◆ Direction
Repeat each entry as written, dropping any picture you find.

◆ Extracted entries
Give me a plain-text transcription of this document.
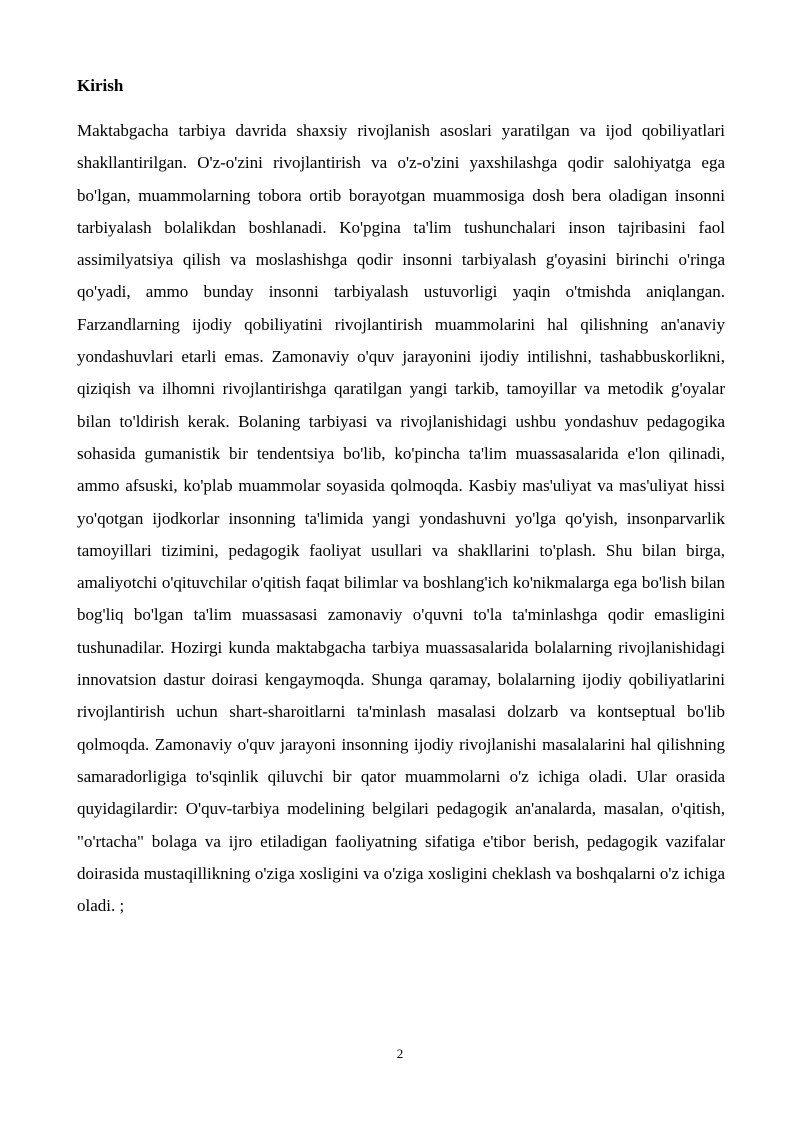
Kirish

Maktabgacha tarbiya davrida shaxsiy rivojlanish asoslari yaratilgan va ijod qobiliyatlari shakllantirilgan. O'z-o'zini rivojlantirish va o'z-o'zini yaxshilashga qodir salohiyatga ega bo'lgan, muammolarning tobora ortib borayotgan muammosiga dosh bera oladigan insonni tarbiyalash bolalikdan boshlanadi. Ko'pgina ta'lim tushunchalari inson tajribasini faol assimilyatsiya qilish va moslashishga qodir insonni tarbiyalash g'oyasini birinchi o'ringa qo'yadi, ammo bunday insonni tarbiyalash ustuvorligi yaqin o'tmishda aniqlangan. Farzandlarning ijodiy qobiliyatini rivojlantirish muammolarini hal qilishning an'anaviy yondashuvlari etarli emas. Zamonaviy o'quv jarayonini ijodiy intilishni, tashabbuskorlikni, qiziqish va ilhomni rivojlantirishga qaratilgan yangi tarkib, tamoyillar va metodik g'oyalar bilan to'ldirish kerak. Bolaning tarbiyasi va rivojlanishidagi ushbu yondashuv pedagogika sohasida gumanistik bir tendentsiya bo'lib, ko'pincha ta'lim muassasalarida e'lon qilinadi, ammo afsuski, ko'plab muammolar soyasida qolmoqda. Kasbiy mas'uliyat va mas'uliyat hissi yo'qotgan ijodkorlar insonning ta'limida yangi yondashuvni yo'lga qo'yish, insonparvarlik tamoyillari tizimini, pedagogik faoliyat usullari va shakllarini to'plash. Shu bilan birga, amaliyotchi o'qituvchilar o'qitish faqat bilimlar va boshlang'ich ko'nikmalarga ega bo'lish bilan bog'liq bo'lgan ta'lim muassasasi zamonaviy o'quvni to'la ta'minlashga qodir emasligini tushunadilar. Hozirgi kunda maktabgacha tarbiya muassasalarida bolalarning rivojlanishidagi innovatsion dastur doirasi kengaymoqda. Shunga qaramay, bolalarning ijodiy qobiliyatlarini rivojlantirish uchun shart-sharoitlarni ta'minlash masalasi dolzarb va kontseptual bo'lib qolmoqda. Zamonaviy o'quv jarayoni insonning ijodiy rivojlanishi masalalarini hal qilishning samaradorligiga to'sqinlik qiluvchi bir qator muammolarni o'z ichiga oladi. Ular orasida quyidagilardir: O'quv-tarbiya modelining belgilari pedagogik an'analarda, masalan, o'qitish, "o'rtacha" bolaga va ijro etiladigan faoliyatning sifatiga e'tibor berish, pedagogik vazifalar doirasida mustaqillikning o'ziga xosligini va o'ziga xosligini cheklash va boshqalarni o'z ichiga oladi. ;

2
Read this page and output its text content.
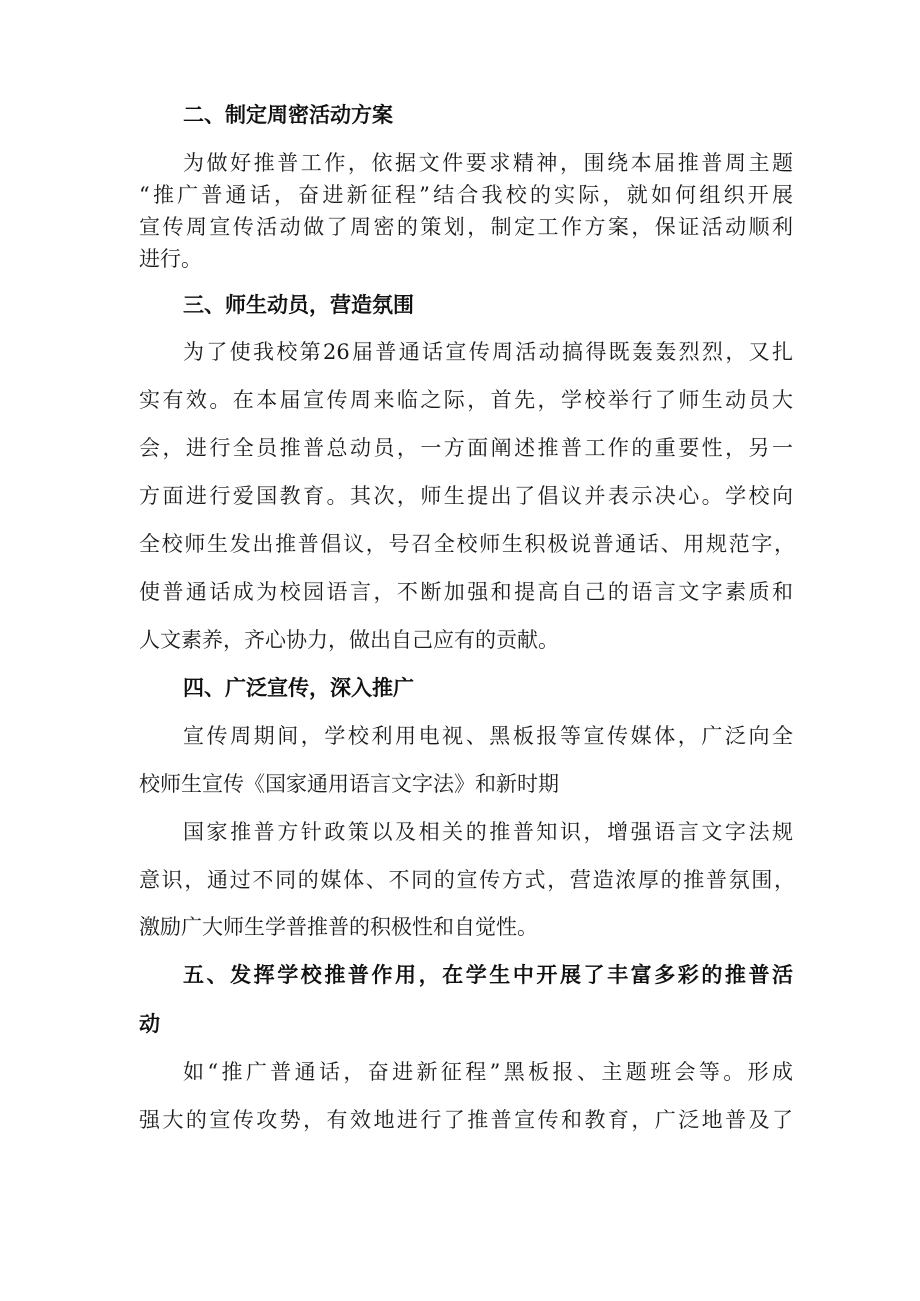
二、制定周密活动方案
为做好推普工作，依据文件要求精神，围绕本届推普周主题
“推广普通话，奋进新征程”结合我校的实际，就如何组织开展
宣传周宣传活动做了周密的策划，制定工作方案，保证活动顺利
进行。
三、师生动员，营造氛围
为了使我校第26届普通话宣传周活动搞得既轰轰烈烈，又扎
实有效。在本届宣传周来临之际，首先，学校举行了师生动员大
会，进行全员推普总动员，一方面阐述推普工作的重要性，另一
方面进行爱国教育。其次，师生提出了倡议并表示决心。学校向
全校师生发出推普倡议，号召全校师生积极说普通话、用规范字，
使普通话成为校园语言，不断加强和提高自己的语言文字素质和
人文素养，齐心协力，做出自己应有的贡献。
四、广泛宣传，深入推广
宣传周期间，学校利用电视、黑板报等宣传媒体，广泛向全
校师生宣传《国家通用语言文字法》和新时期
国家推普方针政策以及相关的推普知识，增强语言文字法规
意识，通过不同的媒体、不同的宣传方式，营造浓厚的推普氛围，
激励广大师生学普推普的积极性和自觉性。
五、发挥学校推普作用，在学生中开展了丰富多彩的推普活
动
如“推广普通话，奋进新征程”黑板报、主题班会等。形成
强大的宣传攻势，有效地进行了推普宣传和教育，广泛地普及了
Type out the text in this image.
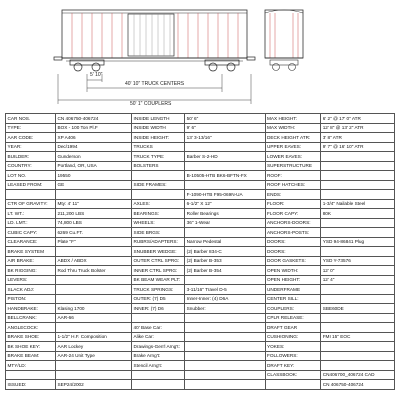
5' 10"
40' 10" TRUCK CENTERS
50' 1" COUPLERS
CAR NOS.	CN 406750-406724	INSIDE LENGTH	50' 6"	MAX HEIGHT:	6' 2" @ 17' 0" ATR
TYPE:	BOX - 100 Ton Pl.F	INSIDE WIDTH	9' 6"	MAX WIDTH:	12' 8" @ 13' 2" ATR
AAR CODE:	XP A406	INSIDE HEIGHT:	13' 3-13/16"	DECK HEIGHT ATR:	3' 8" ATR
YEAR:	Dec/1994	TRUCKS		UPPER EAVES:	9' 7" @ 16' 10" ATR
BUILDER:	Gunderson	TRUCK TYPE:	Barber S-2-HD	LOWER EAVES:	
COUNTRY:	Portland, OR, USA	BOLSTERS		SUPERSTRUCTURE	
LOT NO.	19550		B-10505-HTB BK6-BFTN-FX	ROOF:	
LEASED FROM:	GE	SIDE FRAMES:		ROOF HATCHES:	
			F-1090-HTB F95-069N-UA	ENDS:	
CTR OF GRAVITY:	Mty: 4' 11"	AXLES:	6-1/2" X 12"	FLOOR:	1-3/4" Nailable Steel
LT. WT.:	211,200 LBS	BEARINGS:	Roller Bearings	FLOOR CAPY:	80K
LD. LMT.:	74,800 LBS	WHEELS:	36" 1-Wear	ANCHORS-DOORS:	
CUBIC CAPY:	6269 Cu.FT.	SIDE BRGS:		ANCHORS-POSTS:	
CLEARANCE:	Plate "F"	RUBRS/ADAPTERS:	Narrow Pedestal	DOORS:	YSD 94-86841 Plug
BRAKE SYSTEM		SNUBBER WEDGE:	(2) Barber 834-C	DOORS:	
AIR BRAKE:	ABDX / ABDX	OUTER CTRL SPRG:	(2) Barber B-353	DOOR GASKETS:	YSD Y-73576
BK RIGGING:	Rod Thru Truck Bolster	INNER CTRL SPRG:	(2) Barber B-354	OPEN WIDTH:	12' 0"
LEVERS:		BK BEAM WEAR PLT:		OPEN HEIGHT:	12' 4"
SLACK ADJ:		TRUCK SPRINGS:	3-11/16" Travel D-5	UNDERFRAME	
PISTON:		OUTER: (7) D5	Inner-Inner: (4) D6A	CENTER SILL:	
HANDBRAKE:	Klasing 1700	INNER: (7) D6	Snubber:	COUPLERS:	SBE60DE
BELLCRANK:	AAR-66			CPLR RELEASE:	
ANGLECOCK:		40' Base Car:		DRAFT GEAR	
BRAKE SHOE:	1-1/2" H.F. Composition	Alike Car:		CUSHIONING:	FMI 15" EOC
BK SHOE KEY:	AAR Lockey	Drawings-Gen'l Arng't:		YOKES:	
BRAKE BEAM:	AAR-24 Unit Type	Brake Arng't:		FOLLOWERS:	
MTY/LD:		Stencil Arng't:		DRAFT KEY:	
				CLASSBOOK:	CN406700_406724 CAD
ISSUED:	SEP24/2002				CN 406750-406724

◆ Exercise solution
Give me a plain-text transcription of this document.
Kirish

Maktabgacha tarbiya davrida shaxsiy rivojlanish asoslari yaratilgan va ijod qobiliyatlari shakllantirilgan. O'z-o'zini rivojlantirish va o'z-o'zini yaxshilashga qodir salohiyatga ega bo'lgan, muammolarning tobora ortib borayotgan muammosiga dosh bera oladigan insonni tarbiyalash bolalikdan boshlanadi. Ko'pgina ta'lim tushunchalari inson tajribasini faol assimilyatsiya qilish va moslashishga qodir insonni tarbiyalash g'oyasini birinchi o'ringa qo'yadi, ammo bunday insonni tarbiyalash ustuvorligi yaqin o'tmishda aniqlangan. Farzandlarning ijodiy qobiliyatini rivojlantirish muammolarini hal qilishning an'anaviy yondashuvlari etarli emas. Zamonaviy o'quv jarayonini ijodiy intilishni, tashabbuskorlikni, qiziqish va ilhomni rivojlantirishga qaratilgan yangi tarkib, tamoyillar va metodik g'oyalar bilan to'ldirish kerak. Bolaning tarbiyasi va rivojlanishidagi ushbu yondashuv pedagogika sohasida gumanistik bir tendentsiya bo'lib, ko'pincha ta'lim muassasalarida e'lon qilinadi, ammo afsuski, ko'plab muammolar soyasida qolmoqda. Kasbiy mas'uliyat va mas'uliyat hissi yo'qotgan ijodkorlar insonning ta'limida yangi yondashuvni yo'lga qo'yish, insonparvarlik tamoyillari tizimini, pedagogik faoliyat usullari va shakllarini to'plash. Shu bilan birga, amaliyotchi o'qituvchilar o'qitish faqat bilimlar va boshlang'ich ko'nikmalarga ega bo'lish bilan bog'liq bo'lgan ta'lim muassasasi zamonaviy o'quvni to'la ta'minlashga qodir emasligini tushunadilar. Hozirgi kunda maktabgacha tarbiya muassasalarida bolalarning rivojlanishidagi innovatsion dastur doirasi kengaymoqda. Shunga qaramay, bolalarning ijodiy qobiliyatlarini rivojlantirish uchun shart-sharoitlarni ta'minlash masalasi dolzarb va kontseptual bo'lib qolmoqda. Zamonaviy o'quv jarayoni insonning ijodiy rivojlanishi masalalarini hal qilishning samaradorligiga to'sqinlik qiluvchi bir qator muammolarni o'z ichiga oladi. Ular orasida quyidagilardir: O'quv-tarbiya modelining belgilari pedagogik an'analarda, masalan, o'qitish, "o'rtacha" bolaga va ijro etiladigan faoliyatning sifatiga e'tibor berish, pedagogik vazifalar doirasida mustaqillikning o'ziga xosligini va o'ziga xosligini cheklash va boshqalarni o'z ichiga oladi. ;

2
Read this page and output its text content.
二、制定周密活动方案
为做好推普工作，依据文件要求精神，围绕本届推普周主题
“推广普通话，奋进新征程”结合我校的实际，就如何组织开展
宣传周宣传活动做了周密的策划，制定工作方案，保证活动顺利
进行。
三、师生动员，营造氛围
为了使我校第26届普通话宣传周活动搞得既轰轰烈烈，又扎
实有效。在本届宣传周来临之际，首先，学校举行了师生动员大
会，进行全员推普总动员，一方面阐述推普工作的重要性，另一
方面进行爱国教育。其次，师生提出了倡议并表示决心。学校向
全校师生发出推普倡议，号召全校师生积极说普通话、用规范字，
使普通话成为校园语言，不断加强和提高自己的语言文字素质和
人文素养，齐心协力，做出自己应有的贡献。
四、广泛宣传，深入推广
宣传周期间，学校利用电视、黑板报等宣传媒体，广泛向全
校师生宣传《国家通用语言文字法》和新时期
国家推普方针政策以及相关的推普知识，增强语言文字法规
意识，通过不同的媒体、不同的宣传方式，营造浓厚的推普氛围，
激励广大师生学普推普的积极性和自觉性。
五、发挥学校推普作用，在学生中开展了丰富多彩的推普活
动
如“推广普通话，奋进新征程”黑板报、主题班会等。形成
强大的宣传攻势，有效地进行了推普宣传和教育，广泛地普及了
Type out the text in this image.
5' 10"
40' 10" TRUCK CENTERS
50' 1" COUPLERS
CAR NOS.	CN 406750-406724	INSIDE LENGTH	50' 6"	MAX HEIGHT:	6' 2" @ 17' 0" ATR
TYPE:	BOX - 100 Ton Pl.F	INSIDE WIDTH	9' 6"	MAX WIDTH:	12' 8" @ 13' 2" ATR
AAR CODE:	XP A406	INSIDE HEIGHT:	13' 3-13/16"	DECK HEIGHT ATR:	3' 8" ATR
YEAR:	Dec/1994	TRUCKS		UPPER EAVES:	9' 7" @ 16' 10" ATR
BUILDER:	Gunderson	TRUCK TYPE:	Barber S-2-HD	LOWER EAVES:	
COUNTRY:	Portland, OR, USA	BOLSTERS		SUPERSTRUCTURE	
LOT NO.	19550		B-10505-HTB BK6-BFTN-FX	ROOF:	
LEASED FROM:	GE	SIDE FRAMES:		ROOF HATCHES:	
			F-1090-HTB F95-069N-UA	ENDS:	
CTR OF GRAVITY:	Mty: 4' 11"	AXLES:	6-1/2" X 12"	FLOOR:	1-3/4" Nailable Steel
LT. WT.:	211,200 LBS	BEARINGS:	Roller Bearings	FLOOR CAPY:	80K
LD. LMT.:	74,800 LBS	WHEELS:	36" 1-Wear	ANCHORS-DOORS:	
CUBIC CAPY:	6269 Cu.FT.	SIDE BRGS:		ANCHORS-POSTS:	
CLEARANCE:	Plate "F"	RUBRS/ADAPTERS:	Narrow Pedestal	DOORS:	YSD 94-86841 Plug
BRAKE SYSTEM		SNUBBER WEDGE:	(2) Barber 834-C	DOORS:	
AIR BRAKE:	ABDX / ABDX	OUTER CTRL SPRG:	(2) Barber B-353	DOOR GASKETS:	YSD Y-73576
BK RIGGING:	Rod Thru Truck Bolster	INNER CTRL SPRG:	(2) Barber B-354	OPEN WIDTH:	12' 0"
LEVERS:		BK BEAM WEAR PLT:		OPEN HEIGHT:	12' 4"
SLACK ADJ:		TRUCK SPRINGS:	3-11/16" Travel D-5	UNDERFRAME	
PISTON:		OUTER: (7) D5	Inner-Inner: (4) D6A	CENTER SILL:	
HANDBRAKE:	Klasing 1700	INNER: (7) D6	Snubber:	COUPLERS:	SBE60DE
BELLCRANK:	AAR-66			CPLR RELEASE:	
ANGLECOCK:		40' Base Car:		DRAFT GEAR	
BRAKE SHOE:	1-1/2" H.F. Composition	Alike Car:		CUSHIONING:	FMI 15" EOC
BK SHOE KEY:	AAR Lockey	Drawings-Gen'l Arng't:		YOKES:	
BRAKE BEAM:	AAR-24 Unit Type	Brake Arng't:		FOLLOWERS:	
MTY/LD:		Stencil Arng't:		DRAFT KEY:	
				CLASSBOOK:	CN406700_406724 CAD
ISSUED:	SEP24/2002				CN 406750-406724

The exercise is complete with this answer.